__Problem requirements__.
In the records that follow, show each line where the word "пункта" is present.

__Extracted records__.
────────────────────────────────────────

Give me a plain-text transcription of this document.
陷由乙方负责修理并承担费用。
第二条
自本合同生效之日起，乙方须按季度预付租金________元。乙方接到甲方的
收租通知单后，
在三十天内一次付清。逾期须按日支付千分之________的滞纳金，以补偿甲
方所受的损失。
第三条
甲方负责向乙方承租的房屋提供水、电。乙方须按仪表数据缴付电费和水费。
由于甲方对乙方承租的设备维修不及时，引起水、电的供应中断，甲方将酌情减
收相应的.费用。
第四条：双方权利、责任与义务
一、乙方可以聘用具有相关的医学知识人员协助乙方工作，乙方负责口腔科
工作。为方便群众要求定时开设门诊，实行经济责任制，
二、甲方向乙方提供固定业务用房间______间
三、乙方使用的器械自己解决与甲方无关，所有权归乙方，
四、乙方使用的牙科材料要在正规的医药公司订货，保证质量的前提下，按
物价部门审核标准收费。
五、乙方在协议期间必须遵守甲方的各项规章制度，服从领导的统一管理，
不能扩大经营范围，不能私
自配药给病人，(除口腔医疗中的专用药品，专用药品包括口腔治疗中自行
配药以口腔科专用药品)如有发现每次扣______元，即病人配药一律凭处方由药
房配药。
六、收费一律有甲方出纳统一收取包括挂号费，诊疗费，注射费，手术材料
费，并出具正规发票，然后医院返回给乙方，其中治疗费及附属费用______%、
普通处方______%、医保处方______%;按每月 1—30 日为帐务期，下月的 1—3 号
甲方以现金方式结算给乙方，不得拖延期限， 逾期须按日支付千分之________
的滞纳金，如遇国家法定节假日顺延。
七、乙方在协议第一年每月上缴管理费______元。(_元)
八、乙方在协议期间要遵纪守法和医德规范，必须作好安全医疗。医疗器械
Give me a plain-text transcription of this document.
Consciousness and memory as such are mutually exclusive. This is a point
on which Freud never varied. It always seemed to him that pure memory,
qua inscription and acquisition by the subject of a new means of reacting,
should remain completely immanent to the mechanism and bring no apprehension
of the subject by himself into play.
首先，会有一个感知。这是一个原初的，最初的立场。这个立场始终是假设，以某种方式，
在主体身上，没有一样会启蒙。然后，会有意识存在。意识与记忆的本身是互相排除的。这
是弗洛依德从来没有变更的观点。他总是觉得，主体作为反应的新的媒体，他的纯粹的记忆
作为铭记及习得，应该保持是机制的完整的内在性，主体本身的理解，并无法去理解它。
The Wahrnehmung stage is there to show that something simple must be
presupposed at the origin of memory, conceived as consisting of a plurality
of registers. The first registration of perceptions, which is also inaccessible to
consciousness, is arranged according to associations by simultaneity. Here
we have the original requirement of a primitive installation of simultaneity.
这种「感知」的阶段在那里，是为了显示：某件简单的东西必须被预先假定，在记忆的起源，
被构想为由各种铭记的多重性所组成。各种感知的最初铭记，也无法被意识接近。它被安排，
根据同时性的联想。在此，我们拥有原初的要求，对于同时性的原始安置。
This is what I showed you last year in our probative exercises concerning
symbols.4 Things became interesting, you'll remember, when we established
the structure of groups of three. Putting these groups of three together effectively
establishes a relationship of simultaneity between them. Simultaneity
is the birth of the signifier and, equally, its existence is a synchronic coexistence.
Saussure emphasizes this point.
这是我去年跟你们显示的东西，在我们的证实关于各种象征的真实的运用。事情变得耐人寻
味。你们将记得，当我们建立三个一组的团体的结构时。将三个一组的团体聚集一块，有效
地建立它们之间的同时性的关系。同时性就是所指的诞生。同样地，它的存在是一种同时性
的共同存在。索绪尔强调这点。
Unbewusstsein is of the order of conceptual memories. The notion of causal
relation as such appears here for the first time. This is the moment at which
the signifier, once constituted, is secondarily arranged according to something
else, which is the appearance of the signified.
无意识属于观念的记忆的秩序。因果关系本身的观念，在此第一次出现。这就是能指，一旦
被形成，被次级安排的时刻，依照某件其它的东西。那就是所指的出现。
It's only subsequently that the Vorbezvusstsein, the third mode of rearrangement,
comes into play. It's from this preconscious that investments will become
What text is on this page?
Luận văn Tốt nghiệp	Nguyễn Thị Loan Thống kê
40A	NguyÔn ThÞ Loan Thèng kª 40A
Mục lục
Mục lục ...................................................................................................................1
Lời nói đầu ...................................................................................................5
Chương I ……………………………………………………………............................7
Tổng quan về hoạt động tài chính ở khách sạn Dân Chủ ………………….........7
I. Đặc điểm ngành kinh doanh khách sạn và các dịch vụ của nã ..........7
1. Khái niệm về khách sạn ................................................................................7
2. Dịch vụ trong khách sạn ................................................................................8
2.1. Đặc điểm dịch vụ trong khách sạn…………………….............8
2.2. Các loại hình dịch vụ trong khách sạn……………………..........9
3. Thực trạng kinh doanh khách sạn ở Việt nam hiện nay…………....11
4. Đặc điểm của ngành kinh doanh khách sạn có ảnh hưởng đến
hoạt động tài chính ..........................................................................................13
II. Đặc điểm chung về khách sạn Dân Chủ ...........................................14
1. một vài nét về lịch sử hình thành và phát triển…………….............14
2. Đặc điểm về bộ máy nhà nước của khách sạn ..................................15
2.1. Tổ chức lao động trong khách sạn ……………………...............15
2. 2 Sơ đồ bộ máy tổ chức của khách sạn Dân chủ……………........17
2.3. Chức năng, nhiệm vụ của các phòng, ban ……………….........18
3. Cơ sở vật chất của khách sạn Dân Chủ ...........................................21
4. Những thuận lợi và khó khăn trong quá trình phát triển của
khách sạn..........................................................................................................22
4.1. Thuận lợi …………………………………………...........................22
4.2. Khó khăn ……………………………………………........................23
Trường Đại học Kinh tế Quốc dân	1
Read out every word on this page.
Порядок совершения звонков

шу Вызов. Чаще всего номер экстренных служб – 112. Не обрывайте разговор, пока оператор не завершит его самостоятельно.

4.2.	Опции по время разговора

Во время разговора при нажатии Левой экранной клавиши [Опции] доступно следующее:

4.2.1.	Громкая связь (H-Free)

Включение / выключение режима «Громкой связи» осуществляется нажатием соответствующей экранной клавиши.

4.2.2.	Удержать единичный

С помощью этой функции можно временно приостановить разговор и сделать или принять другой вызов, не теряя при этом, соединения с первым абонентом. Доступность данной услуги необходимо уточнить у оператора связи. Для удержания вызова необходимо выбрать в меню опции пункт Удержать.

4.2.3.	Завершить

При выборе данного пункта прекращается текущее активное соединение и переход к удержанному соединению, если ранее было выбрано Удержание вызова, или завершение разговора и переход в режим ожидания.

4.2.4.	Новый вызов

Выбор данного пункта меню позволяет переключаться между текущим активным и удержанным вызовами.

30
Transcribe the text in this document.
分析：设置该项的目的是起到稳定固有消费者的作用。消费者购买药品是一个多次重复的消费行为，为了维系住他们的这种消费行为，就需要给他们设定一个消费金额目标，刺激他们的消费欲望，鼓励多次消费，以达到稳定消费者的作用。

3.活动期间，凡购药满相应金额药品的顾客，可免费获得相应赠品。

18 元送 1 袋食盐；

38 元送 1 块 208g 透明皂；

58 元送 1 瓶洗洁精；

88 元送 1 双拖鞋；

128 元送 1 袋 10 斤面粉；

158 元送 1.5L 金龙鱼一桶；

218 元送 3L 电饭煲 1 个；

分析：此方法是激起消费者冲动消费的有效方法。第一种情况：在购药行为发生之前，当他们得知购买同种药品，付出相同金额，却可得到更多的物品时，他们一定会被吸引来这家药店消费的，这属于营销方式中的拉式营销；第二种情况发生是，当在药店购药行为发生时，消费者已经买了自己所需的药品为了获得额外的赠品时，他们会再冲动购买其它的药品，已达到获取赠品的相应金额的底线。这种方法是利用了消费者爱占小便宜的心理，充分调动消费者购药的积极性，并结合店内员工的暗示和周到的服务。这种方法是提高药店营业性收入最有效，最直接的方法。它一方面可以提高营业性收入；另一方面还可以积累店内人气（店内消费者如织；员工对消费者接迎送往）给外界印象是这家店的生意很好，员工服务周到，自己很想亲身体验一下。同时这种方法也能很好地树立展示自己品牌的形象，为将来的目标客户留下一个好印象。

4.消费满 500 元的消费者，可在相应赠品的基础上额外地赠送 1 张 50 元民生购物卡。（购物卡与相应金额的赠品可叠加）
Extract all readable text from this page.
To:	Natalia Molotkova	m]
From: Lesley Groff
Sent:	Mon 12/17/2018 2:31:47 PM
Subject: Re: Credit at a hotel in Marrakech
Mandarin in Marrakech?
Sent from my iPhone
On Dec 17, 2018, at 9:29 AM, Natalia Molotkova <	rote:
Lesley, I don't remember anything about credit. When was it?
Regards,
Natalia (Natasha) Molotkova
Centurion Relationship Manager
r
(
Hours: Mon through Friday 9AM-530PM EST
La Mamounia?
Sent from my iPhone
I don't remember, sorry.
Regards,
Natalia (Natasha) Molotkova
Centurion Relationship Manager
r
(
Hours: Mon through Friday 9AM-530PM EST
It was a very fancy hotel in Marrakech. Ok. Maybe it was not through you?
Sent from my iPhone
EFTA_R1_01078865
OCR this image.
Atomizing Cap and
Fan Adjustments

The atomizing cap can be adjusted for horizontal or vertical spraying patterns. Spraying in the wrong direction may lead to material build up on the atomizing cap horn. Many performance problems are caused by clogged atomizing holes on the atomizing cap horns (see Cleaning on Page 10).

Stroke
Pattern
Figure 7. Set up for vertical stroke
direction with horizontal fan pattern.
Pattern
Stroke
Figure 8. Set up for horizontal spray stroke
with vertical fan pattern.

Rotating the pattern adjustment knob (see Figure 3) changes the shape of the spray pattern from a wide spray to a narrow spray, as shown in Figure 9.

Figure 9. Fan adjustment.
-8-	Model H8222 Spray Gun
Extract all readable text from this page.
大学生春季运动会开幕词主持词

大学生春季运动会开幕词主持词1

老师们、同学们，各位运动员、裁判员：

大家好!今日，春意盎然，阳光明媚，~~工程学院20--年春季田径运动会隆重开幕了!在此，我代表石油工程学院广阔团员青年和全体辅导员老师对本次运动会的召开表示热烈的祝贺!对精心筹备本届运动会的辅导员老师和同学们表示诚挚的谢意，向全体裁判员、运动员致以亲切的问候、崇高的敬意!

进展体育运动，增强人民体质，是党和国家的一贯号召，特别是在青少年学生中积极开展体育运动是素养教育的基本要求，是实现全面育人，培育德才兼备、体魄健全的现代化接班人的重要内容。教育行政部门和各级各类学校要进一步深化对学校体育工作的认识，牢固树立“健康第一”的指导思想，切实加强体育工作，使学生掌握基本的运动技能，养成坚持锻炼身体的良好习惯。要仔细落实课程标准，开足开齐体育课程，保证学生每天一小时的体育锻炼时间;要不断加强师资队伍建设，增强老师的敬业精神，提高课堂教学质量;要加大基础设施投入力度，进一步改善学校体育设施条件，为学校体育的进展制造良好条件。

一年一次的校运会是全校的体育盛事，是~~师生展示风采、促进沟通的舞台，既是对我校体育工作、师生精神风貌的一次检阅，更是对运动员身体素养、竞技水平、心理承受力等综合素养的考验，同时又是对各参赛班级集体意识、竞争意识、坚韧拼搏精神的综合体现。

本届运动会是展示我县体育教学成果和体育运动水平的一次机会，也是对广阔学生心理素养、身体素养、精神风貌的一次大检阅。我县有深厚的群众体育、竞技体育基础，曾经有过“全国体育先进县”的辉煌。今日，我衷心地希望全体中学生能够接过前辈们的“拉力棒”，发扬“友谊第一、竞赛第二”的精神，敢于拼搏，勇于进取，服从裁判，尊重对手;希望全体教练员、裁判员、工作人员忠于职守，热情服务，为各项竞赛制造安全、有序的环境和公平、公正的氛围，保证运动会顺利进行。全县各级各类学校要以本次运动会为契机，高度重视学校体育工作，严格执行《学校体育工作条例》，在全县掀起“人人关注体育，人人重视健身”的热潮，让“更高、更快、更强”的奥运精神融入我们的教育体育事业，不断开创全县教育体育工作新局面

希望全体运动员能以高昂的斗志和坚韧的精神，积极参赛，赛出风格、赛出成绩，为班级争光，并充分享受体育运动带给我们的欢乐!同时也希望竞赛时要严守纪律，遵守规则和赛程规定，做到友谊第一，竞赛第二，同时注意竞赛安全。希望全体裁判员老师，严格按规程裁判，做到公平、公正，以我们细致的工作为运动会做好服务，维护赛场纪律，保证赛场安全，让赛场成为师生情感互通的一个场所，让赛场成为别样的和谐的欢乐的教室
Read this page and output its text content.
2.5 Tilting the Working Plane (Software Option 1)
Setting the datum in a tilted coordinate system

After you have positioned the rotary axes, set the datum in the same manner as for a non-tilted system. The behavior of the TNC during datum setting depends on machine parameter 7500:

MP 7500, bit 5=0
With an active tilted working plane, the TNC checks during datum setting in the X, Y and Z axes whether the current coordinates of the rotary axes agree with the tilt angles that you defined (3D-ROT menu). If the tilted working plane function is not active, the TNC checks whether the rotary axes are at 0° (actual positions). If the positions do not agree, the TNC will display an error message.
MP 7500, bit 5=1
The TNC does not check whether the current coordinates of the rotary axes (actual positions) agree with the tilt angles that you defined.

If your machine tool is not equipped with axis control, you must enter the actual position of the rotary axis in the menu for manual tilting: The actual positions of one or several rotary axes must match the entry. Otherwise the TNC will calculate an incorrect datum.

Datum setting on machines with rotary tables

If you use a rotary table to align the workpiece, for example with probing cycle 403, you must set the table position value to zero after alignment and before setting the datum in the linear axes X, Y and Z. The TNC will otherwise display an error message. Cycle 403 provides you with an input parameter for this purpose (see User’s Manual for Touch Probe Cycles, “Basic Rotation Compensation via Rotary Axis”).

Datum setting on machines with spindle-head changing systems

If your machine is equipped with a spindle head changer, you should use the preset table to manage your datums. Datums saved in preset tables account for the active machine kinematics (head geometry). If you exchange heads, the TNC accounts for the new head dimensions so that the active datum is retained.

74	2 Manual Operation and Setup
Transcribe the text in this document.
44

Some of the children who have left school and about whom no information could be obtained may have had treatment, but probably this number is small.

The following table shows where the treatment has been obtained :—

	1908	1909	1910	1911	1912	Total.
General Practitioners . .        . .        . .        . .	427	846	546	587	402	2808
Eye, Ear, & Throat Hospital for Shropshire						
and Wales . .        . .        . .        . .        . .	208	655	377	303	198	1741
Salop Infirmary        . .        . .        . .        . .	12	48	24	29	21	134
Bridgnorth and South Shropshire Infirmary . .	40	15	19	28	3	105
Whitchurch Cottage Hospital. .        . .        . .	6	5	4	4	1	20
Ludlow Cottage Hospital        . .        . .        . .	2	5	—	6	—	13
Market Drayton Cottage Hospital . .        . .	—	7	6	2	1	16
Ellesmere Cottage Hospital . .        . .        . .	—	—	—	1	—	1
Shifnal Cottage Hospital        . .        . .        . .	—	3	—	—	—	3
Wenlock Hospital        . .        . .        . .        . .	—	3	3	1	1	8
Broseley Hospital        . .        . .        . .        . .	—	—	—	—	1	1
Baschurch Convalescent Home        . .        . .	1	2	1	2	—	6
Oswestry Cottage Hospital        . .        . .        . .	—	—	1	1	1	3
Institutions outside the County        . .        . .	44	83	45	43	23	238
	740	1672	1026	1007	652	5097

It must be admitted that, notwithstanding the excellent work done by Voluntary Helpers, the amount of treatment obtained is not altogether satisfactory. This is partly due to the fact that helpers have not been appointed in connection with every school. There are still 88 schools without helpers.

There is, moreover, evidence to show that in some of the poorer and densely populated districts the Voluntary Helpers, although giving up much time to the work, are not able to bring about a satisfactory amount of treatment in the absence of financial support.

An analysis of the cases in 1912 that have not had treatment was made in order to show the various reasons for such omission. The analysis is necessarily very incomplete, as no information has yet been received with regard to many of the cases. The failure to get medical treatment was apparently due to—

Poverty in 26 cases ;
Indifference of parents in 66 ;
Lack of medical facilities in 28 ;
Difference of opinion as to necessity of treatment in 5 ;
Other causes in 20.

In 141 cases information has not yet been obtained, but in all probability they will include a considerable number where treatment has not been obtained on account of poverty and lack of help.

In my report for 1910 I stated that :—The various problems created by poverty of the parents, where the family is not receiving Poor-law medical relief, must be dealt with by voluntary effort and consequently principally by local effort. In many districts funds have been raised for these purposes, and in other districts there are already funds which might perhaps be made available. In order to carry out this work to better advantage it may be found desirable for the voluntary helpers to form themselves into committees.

────────────────────────────────────────

__Exercise response__.
При выборе данного пункта прекращается текущее активное соединение и переход к удержанному соединению, если ранее было выбрано Удержание вызова, или завершение разговора и переход в режим ожидания.
Выбор данного пункта меню позволяет переключаться между текущим активным и удержанным вызовами.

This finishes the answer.